***** Data shown *****
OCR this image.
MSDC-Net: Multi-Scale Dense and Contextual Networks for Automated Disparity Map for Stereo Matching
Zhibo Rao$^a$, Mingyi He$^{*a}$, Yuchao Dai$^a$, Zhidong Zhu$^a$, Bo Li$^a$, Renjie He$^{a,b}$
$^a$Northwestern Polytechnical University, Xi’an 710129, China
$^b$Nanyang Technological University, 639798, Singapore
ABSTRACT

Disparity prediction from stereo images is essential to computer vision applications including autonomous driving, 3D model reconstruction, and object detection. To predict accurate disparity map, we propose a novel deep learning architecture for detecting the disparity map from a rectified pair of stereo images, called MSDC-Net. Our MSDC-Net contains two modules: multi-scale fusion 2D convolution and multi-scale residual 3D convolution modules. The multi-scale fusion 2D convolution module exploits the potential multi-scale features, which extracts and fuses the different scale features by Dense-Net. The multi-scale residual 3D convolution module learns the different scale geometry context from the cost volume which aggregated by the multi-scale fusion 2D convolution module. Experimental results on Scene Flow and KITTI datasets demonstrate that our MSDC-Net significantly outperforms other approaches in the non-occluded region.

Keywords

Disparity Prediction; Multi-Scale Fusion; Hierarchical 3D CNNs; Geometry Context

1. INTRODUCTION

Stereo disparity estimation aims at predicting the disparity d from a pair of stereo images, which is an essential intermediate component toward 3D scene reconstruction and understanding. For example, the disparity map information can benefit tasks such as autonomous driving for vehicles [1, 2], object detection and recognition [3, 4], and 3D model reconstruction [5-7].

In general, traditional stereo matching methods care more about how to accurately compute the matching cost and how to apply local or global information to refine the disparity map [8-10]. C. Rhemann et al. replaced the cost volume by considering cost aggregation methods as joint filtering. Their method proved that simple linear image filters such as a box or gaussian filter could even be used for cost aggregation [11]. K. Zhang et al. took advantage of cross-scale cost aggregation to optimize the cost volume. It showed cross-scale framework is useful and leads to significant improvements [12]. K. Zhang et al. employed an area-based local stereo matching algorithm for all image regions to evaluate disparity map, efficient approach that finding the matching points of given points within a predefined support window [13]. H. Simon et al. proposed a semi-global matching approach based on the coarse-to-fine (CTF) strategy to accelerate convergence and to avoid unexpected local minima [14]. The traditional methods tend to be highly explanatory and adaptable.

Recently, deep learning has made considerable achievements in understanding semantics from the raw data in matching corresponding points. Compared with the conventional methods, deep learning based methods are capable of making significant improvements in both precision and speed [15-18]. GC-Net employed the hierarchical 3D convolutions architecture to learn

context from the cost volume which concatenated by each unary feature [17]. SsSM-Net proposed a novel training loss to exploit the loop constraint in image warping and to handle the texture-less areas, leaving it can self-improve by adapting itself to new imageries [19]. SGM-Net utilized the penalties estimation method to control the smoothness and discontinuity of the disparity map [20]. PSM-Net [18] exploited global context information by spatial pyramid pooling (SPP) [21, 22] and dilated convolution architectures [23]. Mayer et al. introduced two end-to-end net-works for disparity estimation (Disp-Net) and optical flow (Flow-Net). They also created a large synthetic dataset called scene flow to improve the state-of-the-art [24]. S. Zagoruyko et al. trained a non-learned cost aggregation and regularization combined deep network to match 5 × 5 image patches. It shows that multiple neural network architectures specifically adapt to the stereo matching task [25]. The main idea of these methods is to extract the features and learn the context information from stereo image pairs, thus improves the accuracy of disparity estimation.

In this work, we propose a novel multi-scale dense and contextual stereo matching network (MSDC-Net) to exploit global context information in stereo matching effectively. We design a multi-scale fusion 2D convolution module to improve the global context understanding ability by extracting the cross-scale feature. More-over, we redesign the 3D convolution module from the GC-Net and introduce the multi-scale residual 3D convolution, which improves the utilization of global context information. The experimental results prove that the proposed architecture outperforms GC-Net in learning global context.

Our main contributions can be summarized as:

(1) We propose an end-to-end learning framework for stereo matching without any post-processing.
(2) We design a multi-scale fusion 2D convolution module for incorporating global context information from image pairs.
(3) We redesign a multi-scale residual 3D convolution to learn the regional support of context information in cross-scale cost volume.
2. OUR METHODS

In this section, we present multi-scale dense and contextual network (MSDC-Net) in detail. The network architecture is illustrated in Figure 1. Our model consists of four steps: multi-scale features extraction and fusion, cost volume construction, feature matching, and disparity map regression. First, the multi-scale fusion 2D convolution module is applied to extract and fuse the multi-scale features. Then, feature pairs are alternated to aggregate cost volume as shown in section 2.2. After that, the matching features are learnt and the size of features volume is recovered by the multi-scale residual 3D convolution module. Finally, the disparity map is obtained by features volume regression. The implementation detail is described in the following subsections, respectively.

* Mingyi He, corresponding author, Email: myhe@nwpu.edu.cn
*****
* _Given request_: Retype every entry word for word.

* _Solution for this exercise_:
OCR this image.
MSDC-Net: Multi-Scale Dense and Contextual Networks for Automated Disparity Map for Stereo Matching
Zhibo Rao$^a$, Mingyi He$^{*a}$, Yuchao Dai$^a$, Zhidong Zhu$^a$, Bo Li$^a$, Renjie He$^{a,b}$
$^a$Northwestern Polytechnical University, Xi’an 710129, China
$^b$Nanyang Technological University, 639798, Singapore
ABSTRACT

Disparity prediction from stereo images is essential to computer vision applications including autonomous driving, 3D model reconstruction, and object detection. To predict accurate disparity map, we propose a novel deep learning architecture for detecting the disparity map from a rectified pair of stereo images, called MSDC-Net. Our MSDC-Net contains two modules: multi-scale fusion 2D convolution and multi-scale residual 3D convolution modules. The multi-scale fusion 2D convolution module exploits the potential multi-scale features, which extracts and fuses the different scale features by Dense-Net. The multi-scale residual 3D convolution module learns the different scale geometry context from the cost volume which aggregated by the multi-scale fusion 2D convolution module. Experimental results on Scene Flow and KITTI datasets demonstrate that our MSDC-Net significantly outperforms other approaches in the non-occluded region.

Keywords

Disparity Prediction; Multi-Scale Fusion; Hierarchical 3D CNNs; Geometry Context

1. INTRODUCTION

Stereo disparity estimation aims at predicting the disparity d from a pair of stereo images, which is an essential intermediate component toward 3D scene reconstruction and understanding. For example, the disparity map information can benefit tasks such as autonomous driving for vehicles [1, 2], object detection and recognition [3, 4], and 3D model reconstruction [5-7].

In general, traditional stereo matching methods care more about how to accurately compute the matching cost and how to apply local or global information to refine the disparity map [8-10]. C. Rhemann et al. replaced the cost volume by considering cost aggregation methods as joint filtering. Their method proved that simple linear image filters such as a box or gaussian filter could even be used for cost aggregation [11]. K. Zhang et al. took advantage of cross-scale cost aggregation to optimize the cost volume. It showed cross-scale framework is useful and leads to significant improvements [12]. K. Zhang et al. employed an area-based local stereo matching algorithm for all image regions to evaluate disparity map, efficient approach that finding the matching points of given points within a predefined support window [13]. H. Simon et al. proposed a semi-global matching approach based on the coarse-to-fine (CTF) strategy to accelerate convergence and to avoid unexpected local minima [14]. The traditional methods tend to be highly explanatory and adaptable.

Recently, deep learning has made considerable achievements in understanding semantics from the raw data in matching corresponding points. Compared with the conventional methods, deep learning based methods are capable of making significant improvements in both precision and speed [15-18]. GC-Net employed the hierarchical 3D convolutions architecture to learn

context from the cost volume which concatenated by each unary feature [17]. SsSM-Net proposed a novel training loss to exploit the loop constraint in image warping and to handle the texture-less areas, leaving it can self-improve by adapting itself to new imageries [19]. SGM-Net utilized the penalties estimation method to control the smoothness and discontinuity of the disparity map [20]. PSM-Net [18] exploited global context information by spatial pyramid pooling (SPP) [21, 22] and dilated convolution architectures [23]. Mayer et al. introduced two end-to-end net-works for disparity estimation (Disp-Net) and optical flow (Flow-Net). They also created a large synthetic dataset called scene flow to improve the state-of-the-art [24]. S. Zagoruyko et al. trained a non-learned cost aggregation and regularization combined deep network to match 5 × 5 image patches. It shows that multiple neural network architectures specifically adapt to the stereo matching task [25]. The main idea of these methods is to extract the features and learn the context information from stereo image pairs, thus improves the accuracy of disparity estimation.

In this work, we propose a novel multi-scale dense and contextual stereo matching network (MSDC-Net) to exploit global context information in stereo matching effectively. We design a multi-scale fusion 2D convolution module to improve the global context understanding ability by extracting the cross-scale feature. More-over, we redesign the 3D convolution module from the GC-Net and introduce the multi-scale residual 3D convolution, which improves the utilization of global context information. The experimental results prove that the proposed architecture outperforms GC-Net in learning global context.

Our main contributions can be summarized as:

(1) We propose an end-to-end learning framework for stereo matching without any post-processing.
(2) We design a multi-scale fusion 2D convolution module for incorporating global context information from image pairs.
(3) We redesign a multi-scale residual 3D convolution to learn the regional support of context information in cross-scale cost volume.
2. OUR METHODS

In this section, we present multi-scale dense and contextual network (MSDC-Net) in detail. The network architecture is illustrated in Figure 1. Our model consists of four steps: multi-scale features extraction and fusion, cost volume construction, feature matching, and disparity map regression. First, the multi-scale fusion 2D convolution module is applied to extract and fuse the multi-scale features. Then, feature pairs are alternated to aggregate cost volume as shown in section 2.2. After that, the matching features are learnt and the size of features volume is recovered by the multi-scale residual 3D convolution module. Finally, the disparity map is obtained by features volume regression. The implementation detail is described in the following subsections, respectively.

* Mingyi He, corresponding author, Email: myhe@nwpu.edu.cn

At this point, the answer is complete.